[Element box annotations]
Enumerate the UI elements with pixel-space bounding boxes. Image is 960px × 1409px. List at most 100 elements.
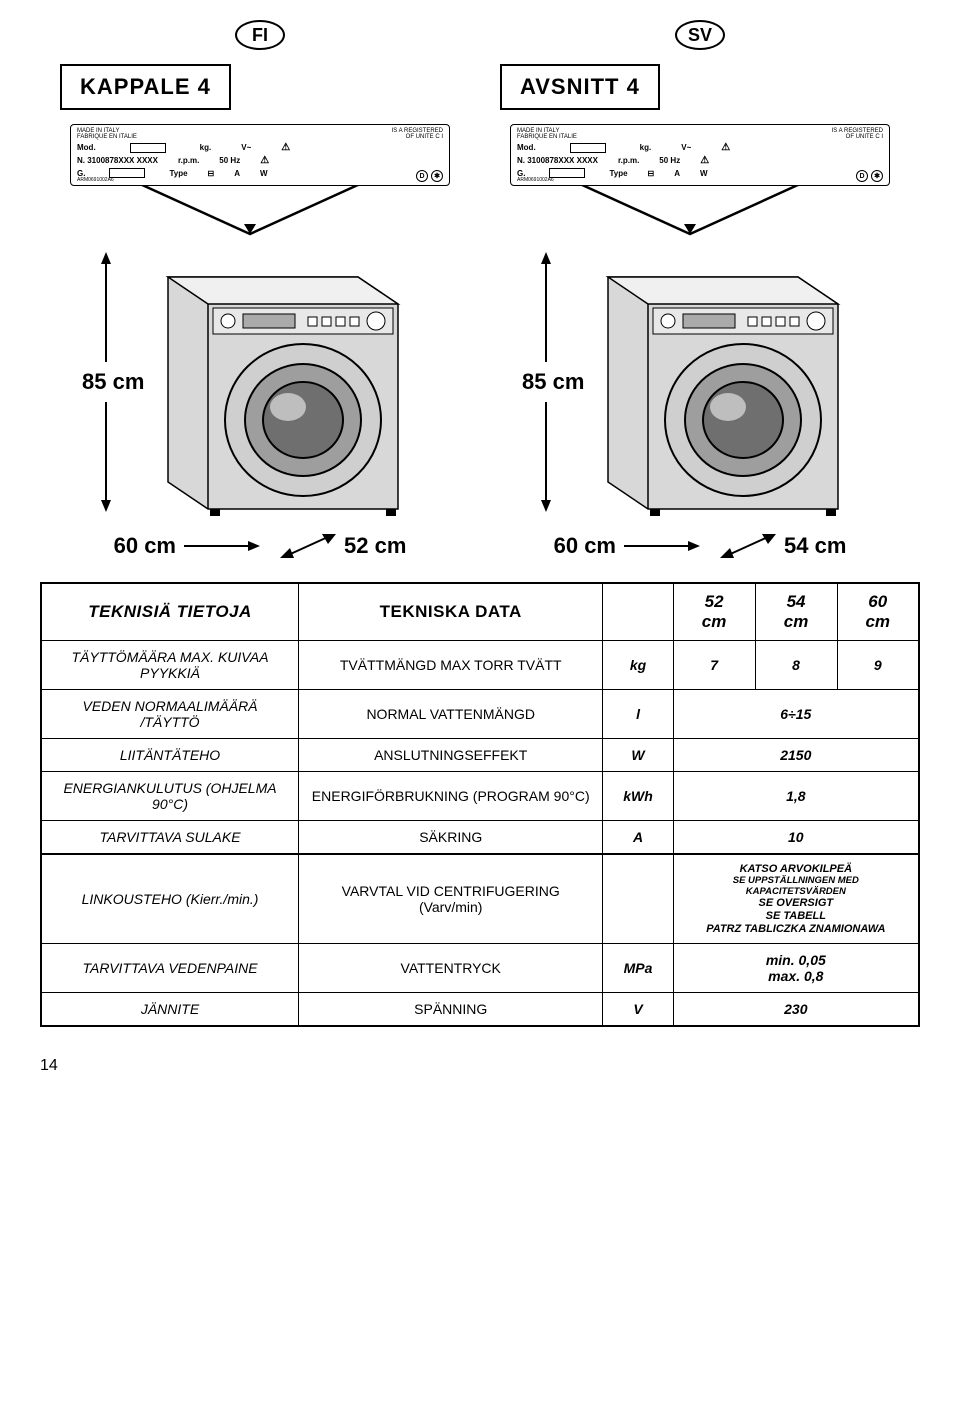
table-row: TARVITTAVA VEDENPAINE VATTENTRYCK MPa mi…: [41, 944, 919, 993]
height-label-right: 85 cm: [522, 370, 584, 393]
row-fi: VEDEN NORMAALIMÄÄRÄ /TÄYTTÖ: [41, 690, 299, 739]
pointer-left: [100, 184, 380, 248]
row-sv: ENERGIFÖRBRUKNING (PROGRAM 90°C): [299, 772, 603, 821]
table-row: VEDEN NORMAALIMÄÄRÄ /TÄYTTÖ NORMAL VATTE…: [41, 690, 919, 739]
d-mark-icon: D: [856, 170, 868, 182]
header-col-52: 52 cm: [673, 583, 755, 641]
row-note-cell: KATSO ARVOKILPEÄ SE UPPSTÄLLNINGEN MED K…: [673, 854, 919, 944]
plate-serial: 3100878XXX XXXX: [87, 156, 158, 165]
plate-bottom-code: ARM0691002A6: [517, 177, 554, 183]
warning-triangle-icon: ⚠: [700, 155, 709, 166]
row-fi: JÄNNITE: [41, 993, 299, 1027]
cert-mark-icon: ✱: [871, 170, 883, 182]
plate-kg: kg.: [200, 143, 212, 152]
row-val: 8: [755, 641, 837, 690]
note-line: KATSO ARVOKILPEÄ: [684, 863, 908, 876]
plate-hz: 50 Hz: [219, 156, 240, 165]
row-unit: V: [603, 993, 673, 1027]
plate-mod: Mod.: [517, 143, 536, 152]
row-sv: VARVTAL VID CENTRIFUGERING (Varv/min): [299, 854, 603, 944]
plate-registered2: OF UNITE C I: [832, 134, 883, 140]
rating-plate-right: MADE IN ITALY FABRIQUE EN ITALIE IS A RE…: [510, 124, 890, 186]
row-sv: SPÄNNING: [299, 993, 603, 1027]
width-dim-left: 60 cm: [114, 533, 260, 559]
row-fi: ENERGIANKULUTUS (OHJELMA 90°C): [41, 772, 299, 821]
row-val: 10: [673, 821, 919, 855]
row-unit: [603, 854, 673, 944]
table-row: TARVITTAVA SULAKE SÄKRING A 10: [41, 821, 919, 855]
width-dim-right: 60 cm: [554, 533, 700, 559]
header-fi: TEKNISIÄ TIETOJA: [41, 583, 299, 641]
plate-mod: Mod.: [77, 143, 96, 152]
row-fi: LINKOUSTEHO (Kierr./min.): [41, 854, 299, 944]
figure-left: MADE IN ITALY FABRIQUE EN ITALIE IS A RE…: [40, 124, 480, 564]
plate-serial: 3100878XXX XXXX: [527, 156, 598, 165]
header-col-60: 60 cm: [837, 583, 919, 641]
plate-v: V~: [681, 143, 691, 152]
row-fi: TÄYTTÖMÄÄRA MAX. KUIVAA PYYKKIÄ: [41, 641, 299, 690]
row-val: 2150: [673, 739, 919, 772]
row-unit: kg: [603, 641, 673, 690]
plate-hz: 50 Hz: [659, 156, 680, 165]
width-label-right: 60 cm: [554, 533, 616, 559]
lang-badge-sv: SV: [675, 20, 725, 50]
page-number: 14: [40, 1057, 920, 1075]
plate-n: N.: [517, 156, 525, 165]
lang-badge-fi: FI: [235, 20, 285, 50]
depth-dim-left: 52 cm: [280, 528, 406, 564]
table-row: ENERGIANKULUTUS (OHJELMA 90°C) ENERGIFÖR…: [41, 772, 919, 821]
plate-marks: D ✱: [856, 170, 883, 182]
bottom-dims-right: 60 cm 54 cm: [554, 528, 847, 564]
row-unit: W: [603, 739, 673, 772]
right-section: AVSNITT 4: [480, 56, 920, 110]
table-row: JÄNNITE SPÄNNING V 230: [41, 993, 919, 1027]
note-line: SE TABELL: [684, 910, 908, 923]
row-sv: SÄKRING: [299, 821, 603, 855]
plate-rpm: r.p.m.: [178, 156, 199, 165]
plate-type: Type: [609, 169, 627, 178]
plate-rpm: r.p.m.: [618, 156, 639, 165]
height-label-left: 85 cm: [82, 370, 144, 393]
plate-a: A: [674, 169, 680, 178]
left-section: KAPPALE 4: [40, 56, 480, 110]
plate-w: W: [260, 169, 268, 178]
left-column-header: FI: [40, 20, 480, 50]
table-row: LINKOUSTEHO (Kierr./min.) VARVTAL VID CE…: [41, 854, 919, 944]
plate-n: N.: [77, 156, 85, 165]
right-column-header: SV: [480, 20, 920, 50]
section-title-sv: AVSNITT 4: [500, 64, 660, 110]
plate-bottom-code: ARM0691002A6: [77, 177, 114, 183]
row-sv: NORMAL VATTENMÄNGD: [299, 690, 603, 739]
table-header-row: TEKNISIÄ TIETOJA TEKNISKA DATA 52 cm 54 …: [41, 583, 919, 641]
row-unit: MPa: [603, 944, 673, 993]
plate-fabrique: FABRIQUE EN ITALIE: [517, 134, 577, 140]
warning-triangle-icon: ⚠: [721, 142, 730, 153]
row-val: 9: [837, 641, 919, 690]
plate-w: W: [700, 169, 708, 178]
plate-type: Type: [169, 169, 187, 178]
table-row: LIITÄNTÄTEHO ANSLUTNINGSEFFEKT W 2150: [41, 739, 919, 772]
row-val: 7: [673, 641, 755, 690]
plate-marks: D ✱: [416, 170, 443, 182]
plate-fabrique: FABRIQUE EN ITALIE: [77, 134, 137, 140]
row-sv: TVÄTTMÄNGD MAX TORR TVÄTT: [299, 641, 603, 690]
row-val: 230: [673, 993, 919, 1027]
warning-triangle-icon: ⚠: [260, 155, 269, 166]
note-line: SE UPPSTÄLLNINGEN MED KAPACITETSVÄRDEN: [684, 876, 908, 898]
width-label-left: 60 cm: [114, 533, 176, 559]
row-sv: ANSLUTNINGSEFFEKT: [299, 739, 603, 772]
plate-v: V~: [241, 143, 251, 152]
row-fi: LIITÄNTÄTEHO: [41, 739, 299, 772]
plate-registered2: OF UNITE C I: [392, 134, 443, 140]
note-line: PATRZ TABLICZKA ZNAMIONAWA: [684, 923, 908, 936]
header-col-54: 54 cm: [755, 583, 837, 641]
rating-plate-left: MADE IN ITALY FABRIQUE EN ITALIE IS A RE…: [70, 124, 450, 186]
depth-label-left: 52 cm: [344, 533, 406, 559]
row-unit: A: [603, 821, 673, 855]
row-unit: kWh: [603, 772, 673, 821]
language-header-row: FI SV: [40, 20, 920, 50]
depth-dim-right: 54 cm: [720, 528, 846, 564]
plate-a: A: [234, 169, 240, 178]
section-title-row: KAPPALE 4 AVSNITT 4: [40, 56, 920, 110]
row-fi: TARVITTAVA SULAKE: [41, 821, 299, 855]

Exercise instructions -
Repeat every line of the listing above without changes, leaving out the pictures.

Problem solution -
Enumerate the UI elements with pixel-space bounding boxes. Image is 960px × 1409px. List at most 100 elements.
table-row: TARVITTAVA VEDENPAINE VATTENTRYCK MPa mi…: [41, 944, 919, 993]
height-label-right: 85 cm: [522, 370, 584, 393]
row-fi: VEDEN NORMAALIMÄÄRÄ /TÄYTTÖ: [41, 690, 299, 739]
pointer-left: [100, 184, 380, 248]
row-sv: ENERGIFÖRBRUKNING (PROGRAM 90°C): [299, 772, 603, 821]
table-row: VEDEN NORMAALIMÄÄRÄ /TÄYTTÖ NORMAL VATTE…: [41, 690, 919, 739]
d-mark-icon: D: [856, 170, 868, 182]
header-col-52: 52 cm: [673, 583, 755, 641]
row-note-cell: KATSO ARVOKILPEÄ SE UPPSTÄLLNINGEN MED K…: [673, 854, 919, 944]
plate-serial: 3100878XXX XXXX: [87, 156, 158, 165]
plate-bottom-code: ARM0691002A6: [517, 177, 554, 183]
warning-triangle-icon: ⚠: [700, 155, 709, 166]
row-fi: JÄNNITE: [41, 993, 299, 1027]
cert-mark-icon: ✱: [871, 170, 883, 182]
plate-kg: kg.: [200, 143, 212, 152]
row-val: 8: [755, 641, 837, 690]
note-line: KATSO ARVOKILPEÄ: [684, 863, 908, 876]
plate-hz: 50 Hz: [219, 156, 240, 165]
row-unit: V: [603, 993, 673, 1027]
plate-mod: Mod.: [517, 143, 536, 152]
row-sv: VARVTAL VID CENTRIFUGERING (Varv/min): [299, 854, 603, 944]
plate-registered2: OF UNITE C I: [832, 134, 883, 140]
rating-plate-right: MADE IN ITALY FABRIQUE EN ITALIE IS A RE…: [510, 124, 890, 186]
row-sv: SPÄNNING: [299, 993, 603, 1027]
width-dim-left: 60 cm: [114, 533, 260, 559]
row-fi: ENERGIANKULUTUS (OHJELMA 90°C): [41, 772, 299, 821]
row-val: 10: [673, 821, 919, 855]
row-unit: [603, 854, 673, 944]
table-row: TARVITTAVA SULAKE SÄKRING A 10: [41, 821, 919, 855]
width-dim-right: 60 cm: [554, 533, 700, 559]
header-fi: TEKNISIÄ TIETOJA: [41, 583, 299, 641]
plate-mod: Mod.: [77, 143, 96, 152]
row-fi: LINKOUSTEHO (Kierr./min.): [41, 854, 299, 944]
figure-left: MADE IN ITALY FABRIQUE EN ITALIE IS A RE…: [40, 124, 480, 564]
plate-serial: 3100878XXX XXXX: [527, 156, 598, 165]
header-col-60: 60 cm: [837, 583, 919, 641]
plate-v: V~: [681, 143, 691, 152]
row-fi: TÄYTTÖMÄÄRA MAX. KUIVAA PYYKKIÄ: [41, 641, 299, 690]
row-val: 2150: [673, 739, 919, 772]
row-unit: kg: [603, 641, 673, 690]
plate-hz: 50 Hz: [659, 156, 680, 165]
width-label-right: 60 cm: [554, 533, 616, 559]
lang-badge-sv: SV: [675, 20, 725, 50]
page-number: 14: [40, 1057, 920, 1075]
plate-n: N.: [517, 156, 525, 165]
lang-badge-fi: FI: [235, 20, 285, 50]
depth-dim-left: 52 cm: [280, 528, 406, 564]
table-row: ENERGIANKULUTUS (OHJELMA 90°C) ENERGIFÖR…: [41, 772, 919, 821]
plate-marks: D ✱: [856, 170, 883, 182]
bottom-dims-right: 60 cm 54 cm: [554, 528, 847, 564]
row-unit: W: [603, 739, 673, 772]
right-section: AVSNITT 4: [480, 56, 920, 110]
table-row: JÄNNITE SPÄNNING V 230: [41, 993, 919, 1027]
note-line: SE TABELL: [684, 910, 908, 923]
row-sv: SÄKRING: [299, 821, 603, 855]
plate-rpm: r.p.m.: [178, 156, 199, 165]
plate-type: Type: [609, 169, 627, 178]
plate-rpm: r.p.m.: [618, 156, 639, 165]
height-label-left: 85 cm: [82, 370, 144, 393]
plate-a: A: [674, 169, 680, 178]
left-section: KAPPALE 4: [40, 56, 480, 110]
plate-w: W: [260, 169, 268, 178]
left-column-header: FI: [40, 20, 480, 50]
table-row: LINKOUSTEHO (Kierr./min.) VARVTAL VID CE…: [41, 854, 919, 944]
plate-n: N.: [77, 156, 85, 165]
right-column-header: SV: [480, 20, 920, 50]
section-title-sv: AVSNITT 4: [500, 64, 660, 110]
plate-bottom-code: ARM0691002A6: [77, 177, 114, 183]
row-sv: NORMAL VATTENMÄNGD: [299, 690, 603, 739]
table-header-row: TEKNISIÄ TIETOJA TEKNISKA DATA 52 cm 54 …: [41, 583, 919, 641]
row-unit: MPa: [603, 944, 673, 993]
plate-fabrique: FABRIQUE EN ITALIE: [517, 134, 577, 140]
warning-triangle-icon: ⚠: [721, 142, 730, 153]
row-val: 9: [837, 641, 919, 690]
plate-w: W: [700, 169, 708, 178]
plate-type: Type: [169, 169, 187, 178]
table-row: LIITÄNTÄTEHO ANSLUTNINGSEFFEKT W 2150: [41, 739, 919, 772]
row-val: 7: [673, 641, 755, 690]
plate-marks: D ✱: [416, 170, 443, 182]
plate-fabrique: FABRIQUE EN ITALIE: [77, 134, 137, 140]
row-sv: TVÄTTMÄNGD MAX TORR TVÄTT: [299, 641, 603, 690]
row-val: 230: [673, 993, 919, 1027]
warning-triangle-icon: ⚠: [260, 155, 269, 166]
note-line: SE UPPSTÄLLNINGEN MED KAPACITETSVÄRDEN: [684, 876, 908, 898]
width-label-left: 60 cm: [114, 533, 176, 559]
row-sv: ANSLUTNINGSEFFEKT: [299, 739, 603, 772]
plate-v: V~: [241, 143, 251, 152]
row-fi: LIITÄNTÄTEHO: [41, 739, 299, 772]
plate-registered2: OF UNITE C I: [392, 134, 443, 140]
note-line: PATRZ TABLICZKA ZNAMIONAWA: [684, 923, 908, 936]
header-col-54: 54 cm: [755, 583, 837, 641]
rating-plate-left: MADE IN ITALY FABRIQUE EN ITALIE IS A RE…: [70, 124, 450, 186]
depth-label-left: 52 cm: [344, 533, 406, 559]
row-unit: A: [603, 821, 673, 855]
row-unit: kWh: [603, 772, 673, 821]
language-header-row: FI SV: [40, 20, 920, 50]
depth-dim-right: 54 cm: [720, 528, 846, 564]
plate-a: A: [234, 169, 240, 178]
section-title-row: KAPPALE 4 AVSNITT 4: [40, 56, 920, 110]
row-fi: TARVITTAVA SULAKE: [41, 821, 299, 855]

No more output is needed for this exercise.